## REQUIREMENT
Please return the stretch of the material from the line containing "menu-item-clean-test-results[interactable]: Clean Test" through the line containing "blurred-text [698,90,758,108]", copied without any change.

-------- MATERIAL PROVIDED

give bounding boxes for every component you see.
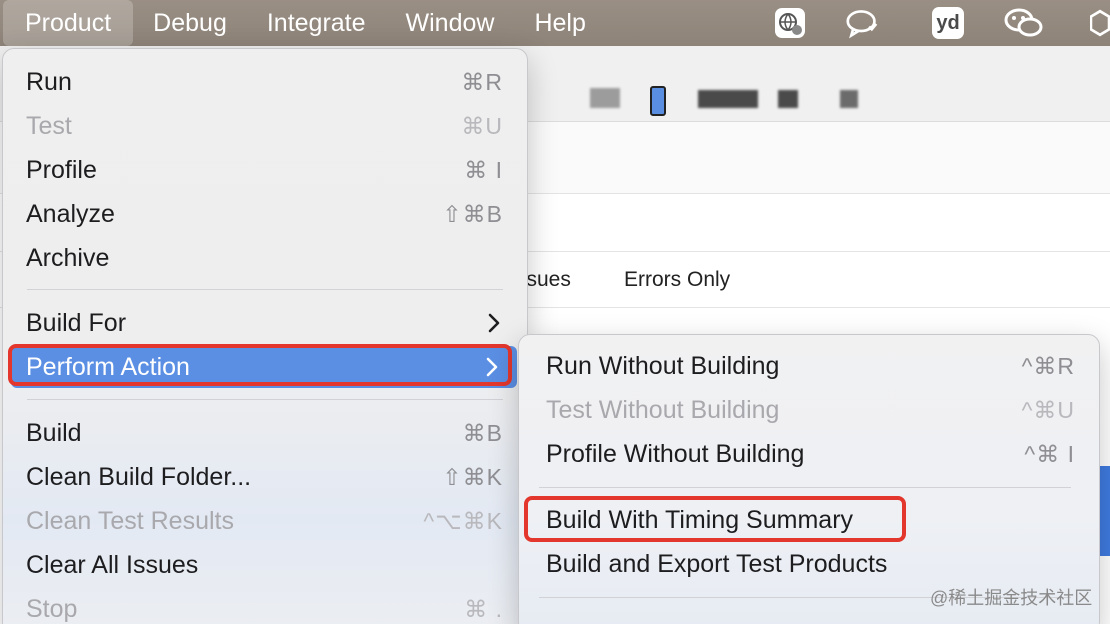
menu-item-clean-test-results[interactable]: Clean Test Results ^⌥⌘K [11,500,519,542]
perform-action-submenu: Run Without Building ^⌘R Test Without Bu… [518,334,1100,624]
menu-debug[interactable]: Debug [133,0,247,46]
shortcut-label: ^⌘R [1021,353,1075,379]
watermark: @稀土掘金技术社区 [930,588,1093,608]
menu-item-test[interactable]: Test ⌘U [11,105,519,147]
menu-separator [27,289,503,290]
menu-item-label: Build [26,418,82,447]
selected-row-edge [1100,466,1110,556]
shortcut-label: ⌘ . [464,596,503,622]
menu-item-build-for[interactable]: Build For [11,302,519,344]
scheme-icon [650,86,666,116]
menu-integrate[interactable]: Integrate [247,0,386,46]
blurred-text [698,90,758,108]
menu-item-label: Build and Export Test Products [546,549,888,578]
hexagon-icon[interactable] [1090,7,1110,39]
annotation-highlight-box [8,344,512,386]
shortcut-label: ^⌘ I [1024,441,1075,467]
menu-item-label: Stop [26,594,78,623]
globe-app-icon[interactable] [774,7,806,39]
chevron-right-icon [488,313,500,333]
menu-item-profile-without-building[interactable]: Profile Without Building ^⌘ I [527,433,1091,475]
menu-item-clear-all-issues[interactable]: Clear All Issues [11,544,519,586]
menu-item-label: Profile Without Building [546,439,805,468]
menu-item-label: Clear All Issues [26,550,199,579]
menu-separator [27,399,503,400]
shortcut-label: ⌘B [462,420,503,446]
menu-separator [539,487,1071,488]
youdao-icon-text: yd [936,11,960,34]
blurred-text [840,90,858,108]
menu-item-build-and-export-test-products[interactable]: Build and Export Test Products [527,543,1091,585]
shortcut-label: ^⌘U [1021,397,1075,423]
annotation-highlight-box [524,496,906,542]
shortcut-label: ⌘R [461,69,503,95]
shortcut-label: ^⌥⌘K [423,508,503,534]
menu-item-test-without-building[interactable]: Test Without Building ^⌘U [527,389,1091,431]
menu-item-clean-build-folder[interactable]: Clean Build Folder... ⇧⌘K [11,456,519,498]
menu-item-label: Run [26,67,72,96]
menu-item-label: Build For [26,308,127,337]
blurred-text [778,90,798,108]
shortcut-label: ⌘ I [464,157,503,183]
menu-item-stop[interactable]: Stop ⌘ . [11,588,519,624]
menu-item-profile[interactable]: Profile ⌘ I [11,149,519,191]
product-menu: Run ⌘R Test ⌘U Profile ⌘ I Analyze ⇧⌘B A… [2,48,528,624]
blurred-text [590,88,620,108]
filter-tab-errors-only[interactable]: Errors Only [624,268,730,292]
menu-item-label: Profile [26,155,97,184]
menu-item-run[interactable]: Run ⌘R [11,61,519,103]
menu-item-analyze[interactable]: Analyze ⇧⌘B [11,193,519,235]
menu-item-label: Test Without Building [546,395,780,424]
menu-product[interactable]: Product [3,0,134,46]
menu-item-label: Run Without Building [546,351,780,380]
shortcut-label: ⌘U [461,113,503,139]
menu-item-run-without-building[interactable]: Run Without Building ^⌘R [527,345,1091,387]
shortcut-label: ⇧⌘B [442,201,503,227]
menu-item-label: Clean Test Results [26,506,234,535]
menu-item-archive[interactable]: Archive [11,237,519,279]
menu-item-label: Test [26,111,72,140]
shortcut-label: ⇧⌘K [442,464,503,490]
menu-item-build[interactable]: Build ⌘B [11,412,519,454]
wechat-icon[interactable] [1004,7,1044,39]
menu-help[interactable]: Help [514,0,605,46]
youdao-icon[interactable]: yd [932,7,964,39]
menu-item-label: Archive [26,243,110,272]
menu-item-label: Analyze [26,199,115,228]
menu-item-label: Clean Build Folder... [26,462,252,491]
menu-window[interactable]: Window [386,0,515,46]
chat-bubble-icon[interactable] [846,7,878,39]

----------------

## SOLVED PROBLEM
menu-item-clean-test-results[interactable]: Clean Test Results ^⌥⌘K [11,500,519,542]
perform-action-submenu: Run Without Building ^⌘R Test Without Bu… [518,334,1100,624]
menu-debug[interactable]: Debug [133,0,247,46]
shortcut-label: ^⌘R [1021,353,1075,379]
watermark: @稀土掘金技术社区 [930,588,1093,608]
menu-item-test[interactable]: Test ⌘U [11,105,519,147]
menu-separator [27,289,503,290]
menu-item-label: Build [26,418,82,447]
selected-row-edge [1100,466,1110,556]
shortcut-label: ⌘ . [464,596,503,622]
menu-item-build-for[interactable]: Build For [11,302,519,344]
scheme-icon [650,86,666,116]
menu-integrate[interactable]: Integrate [247,0,386,46]
blurred-text [698,90,758,108]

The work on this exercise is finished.